_Work to do:_ Please find all lines in the data that hold the string "toujours" and copy them.

========================

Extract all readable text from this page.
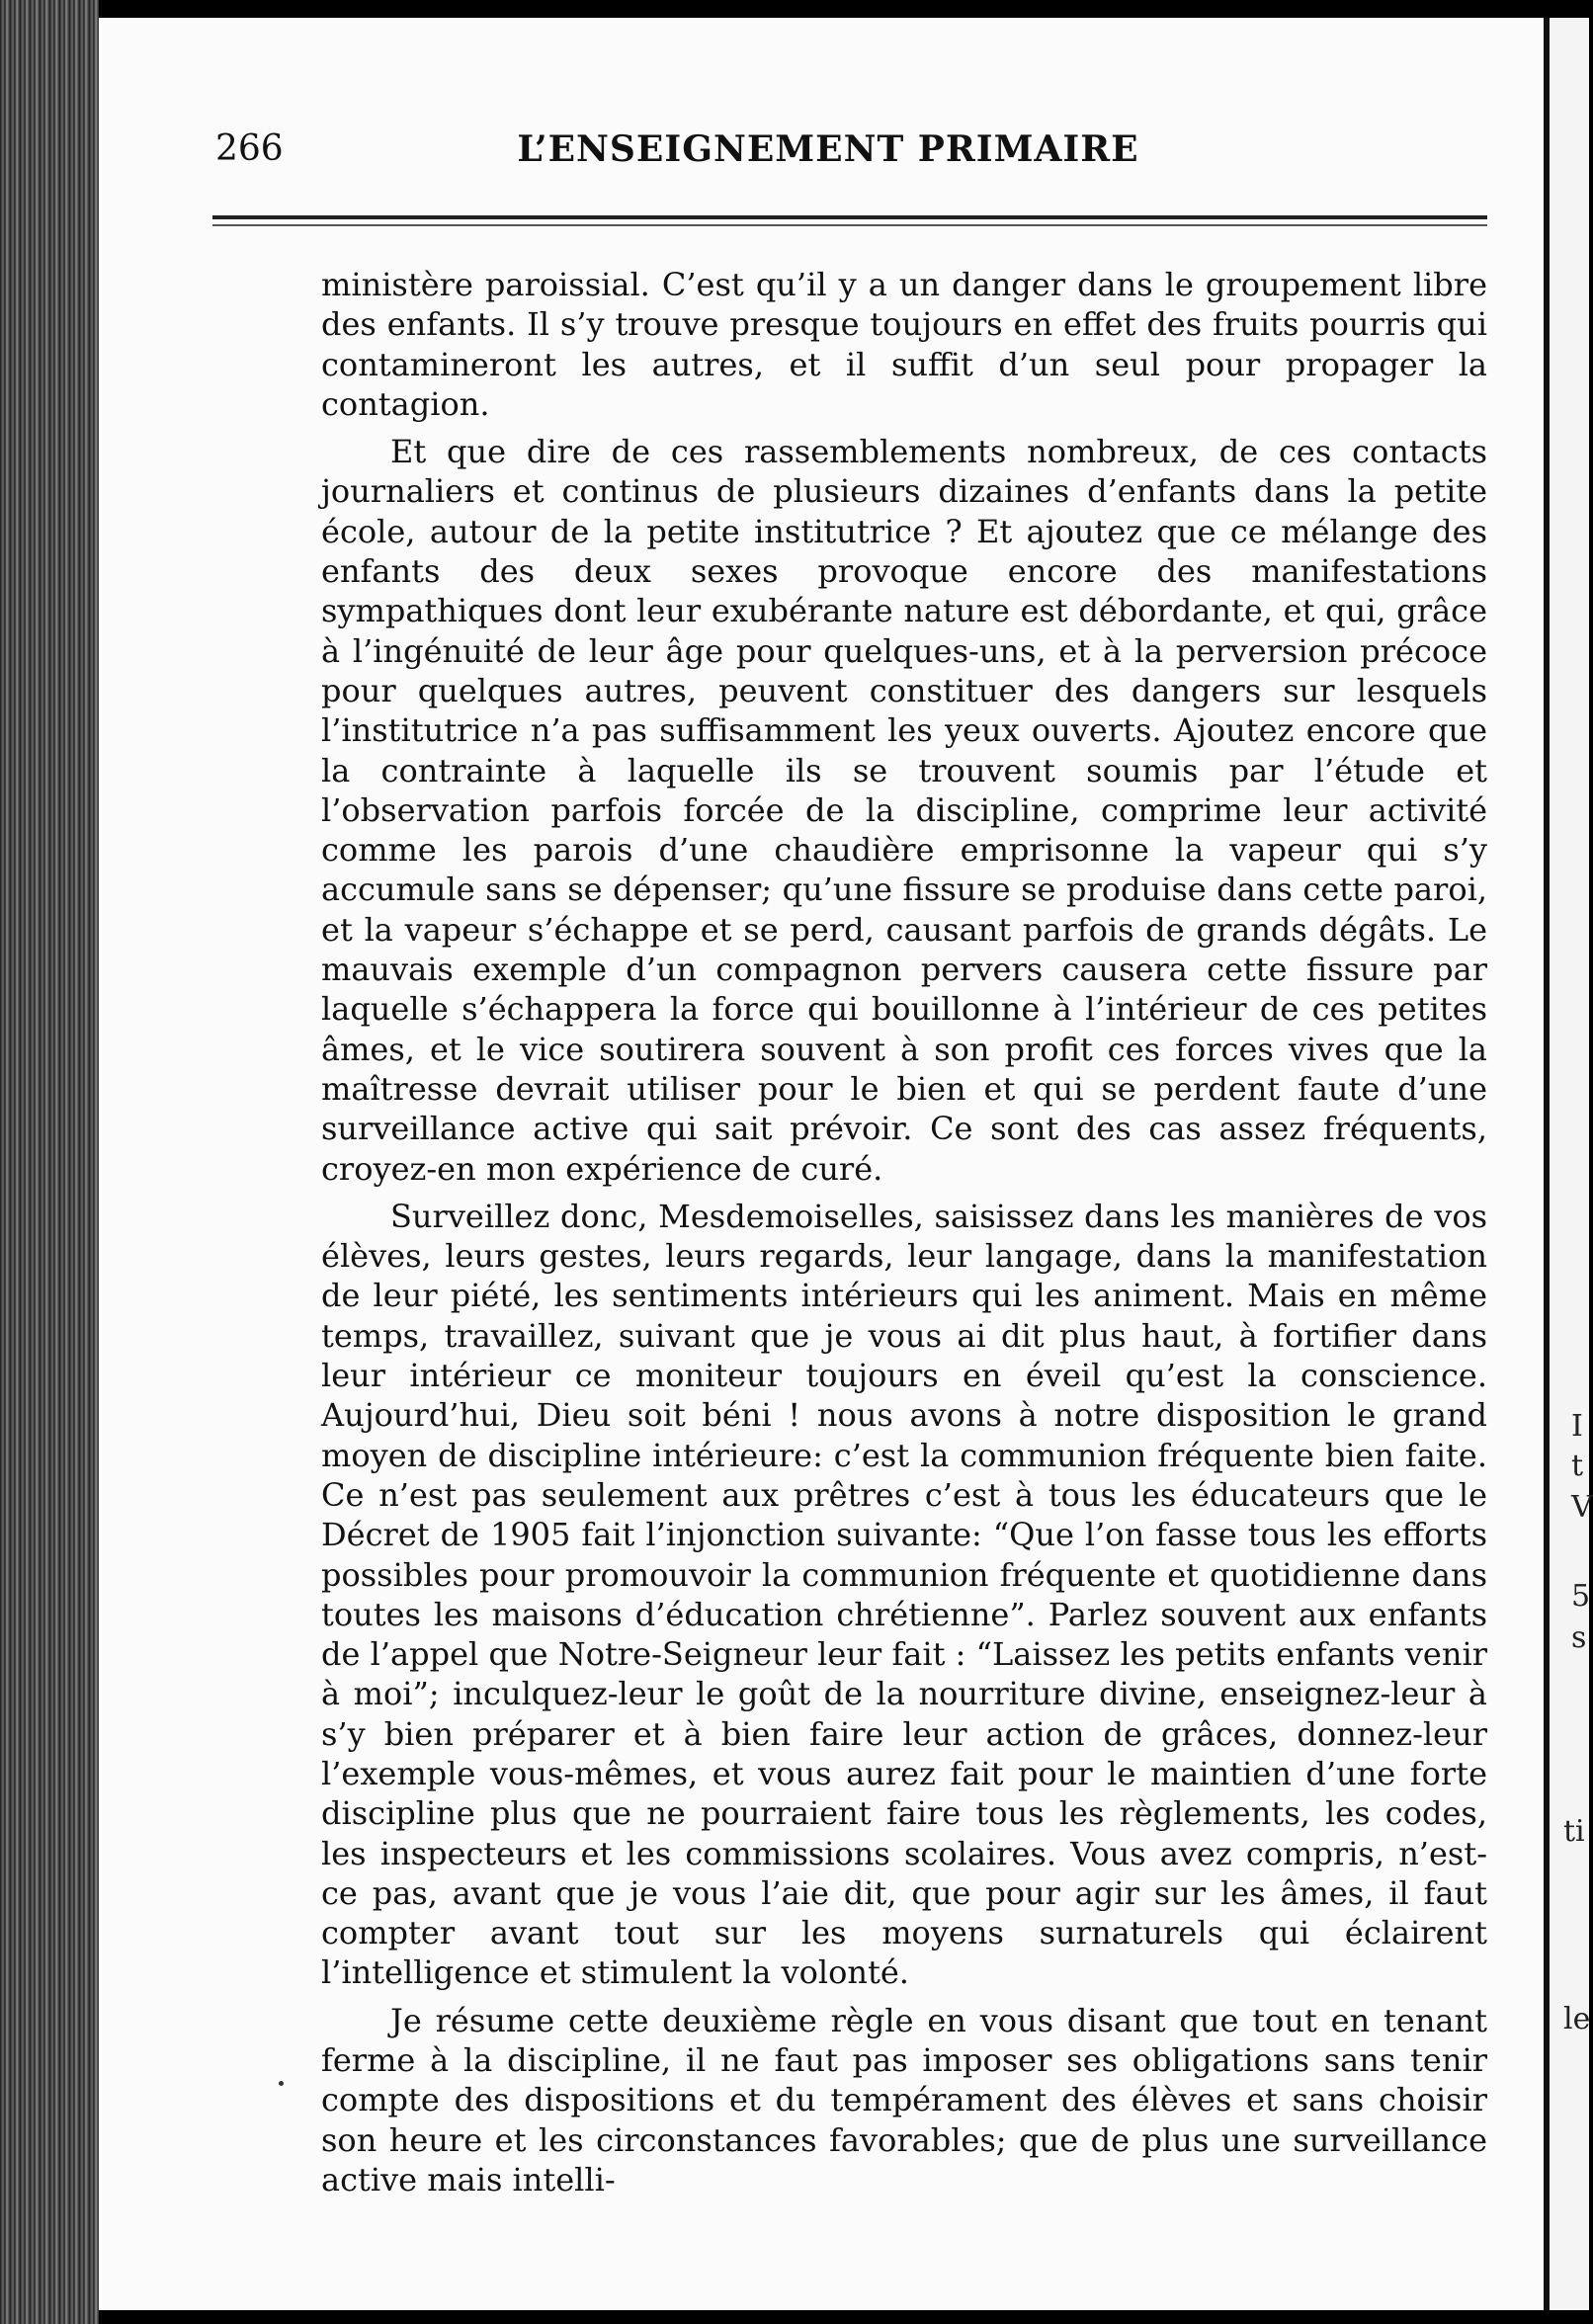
I
t
V
5
s
ti
le
266	L’ENSEIGNEMENT PRIMAIRE

ministère paroissial. C’est qu’il y a un danger dans le groupement libre des enfants. Il s’y trouve presque toujours en effet des fruits pourris qui contamineront les autres, et il suffit d’un seul pour propager la contagion.

Et que dire de ces rassemblements nombreux, de ces contacts journaliers et continus de plusieurs dizaines d’enfants dans la petite école, autour de la petite institutrice ? Et ajoutez que ce mélange des enfants des deux sexes provoque encore des manifestations sympathiques dont leur exubérante nature est débordante, et qui, grâce à l’ingénuité de leur âge pour quelques-uns, et à la perversion précoce pour quelques autres, peuvent constituer des dangers sur lesquels l’institutrice n’a pas suffisamment les yeux ouverts. Ajoutez encore que la contrainte à laquelle ils se trouvent soumis par l’étude et l’observation parfois forcée de la discipline, comprime leur activité comme les parois d’une chaudière emprisonne la vapeur qui s’y accumule sans se dépenser; qu’une fissure se produise dans cette paroi, et la vapeur s’échappe et se perd, causant parfois de grands dégâts. Le mauvais exemple d’un compagnon pervers causera cette fissure par laquelle s’échappera la force qui bouillonne à l’intérieur de ces petites âmes, et le vice soutirera souvent à son profit ces forces vives que la maîtresse devrait utiliser pour le bien et qui se perdent faute d’une surveillance active qui sait prévoir. Ce sont des cas assez fréquents, croyez-en mon expérience de curé.

Surveillez donc, Mesdemoiselles, saisissez dans les manières de vos élèves, leurs gestes, leurs regards, leur langage, dans la manifestation de leur piété, les sentiments intérieurs qui les animent. Mais en même temps, travaillez, suivant que je vous ai dit plus haut, à fortifier dans leur intérieur ce moniteur toujours en éveil qu’est la conscience. Aujourd’hui, Dieu soit béni ! nous avons à notre disposition le grand moyen de discipline intérieure: c’est la communion fréquente bien faite. Ce n’est pas seulement aux prêtres c’est à tous les éducateurs que le Décret de 1905 fait l’injonction suivante: “Que l’on fasse tous les efforts possibles pour promouvoir la communion fréquente et quotidienne dans toutes les maisons d’éducation chrétienne”. Parlez souvent aux enfants de l’appel que Notre-Seigneur leur fait : “Laissez les petits enfants venir à moi”; inculquez-leur le goût de la nourriture divine, enseignez-leur à s’y bien préparer et à bien faire leur action de grâces, donnez-leur l’exemple vous-mêmes, et vous aurez fait pour le maintien d’une forte discipline plus que ne pourraient faire tous les règlements, les codes, les inspecteurs et les commissions scolaires. Vous avez compris, n’est-ce pas, avant que je vous l’aie dit, que pour agir sur les âmes, il faut compter avant tout sur les moyens surnaturels qui éclairent l’intelligence et stimulent la volonté.

Je résume cette deuxième règle en vous disant que tout en tenant ferme à la discipline, il ne faut pas imposer ses obligations sans tenir compte des dispositions et du tempérament des élèves et sans choisir son heure et les circonstances favorables; que de plus une surveillance active mais intelli-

========================

_Problem solution:_
ministère paroissial. C’est qu’il y a un danger dans le groupement libre des enfants. Il s’y trouve presque toujours en effet des fruits pourris qui contamineront les autres, et il suffit d’un seul pour propager la contagion.
Surveillez donc, Mesdemoiselles, saisissez dans les manières de vos élèves, leurs gestes, leurs regards, leur langage, dans la manifestation de leur piété, les sentiments intérieurs qui les animent. Mais en même temps, travaillez, suivant que je vous ai dit plus haut, à fortifier dans leur intérieur ce moniteur toujours en éveil qu’est la conscience. Aujourd’hui, Dieu soit béni ! nous avons à notre disposition le grand moyen de discipline intérieure: c’est la communion fréquente bien faite. Ce n’est pas seulement aux prêtres c’est à tous les éducateurs que le Décret de 1905 fait l’injonction suivante: “Que l’on fasse tous les efforts possibles pour promouvoir la communion fréquente et quotidienne dans toutes les maisons d’éducation chrétienne”. Parlez souvent aux enfants de l’appel que Notre-Seigneur leur fait : “Laissez les petits enfants venir à moi”; inculquez-leur le goût de la nourriture divine, enseignez-leur à s’y bien préparer et à bien faire leur action de grâces, donnez-leur l’exemple vous-mêmes, et vous aurez fait pour le maintien d’une forte discipline plus que ne pourraient faire tous les règlements, les codes, les inspecteurs et les commissions scolaires. Vous avez compris, n’est-ce pas, avant que je vous l’aie dit, que pour agir sur les âmes, il faut compter avant tout sur les moyens surnaturels qui éclairent l’intelligence et stimulent la volonté.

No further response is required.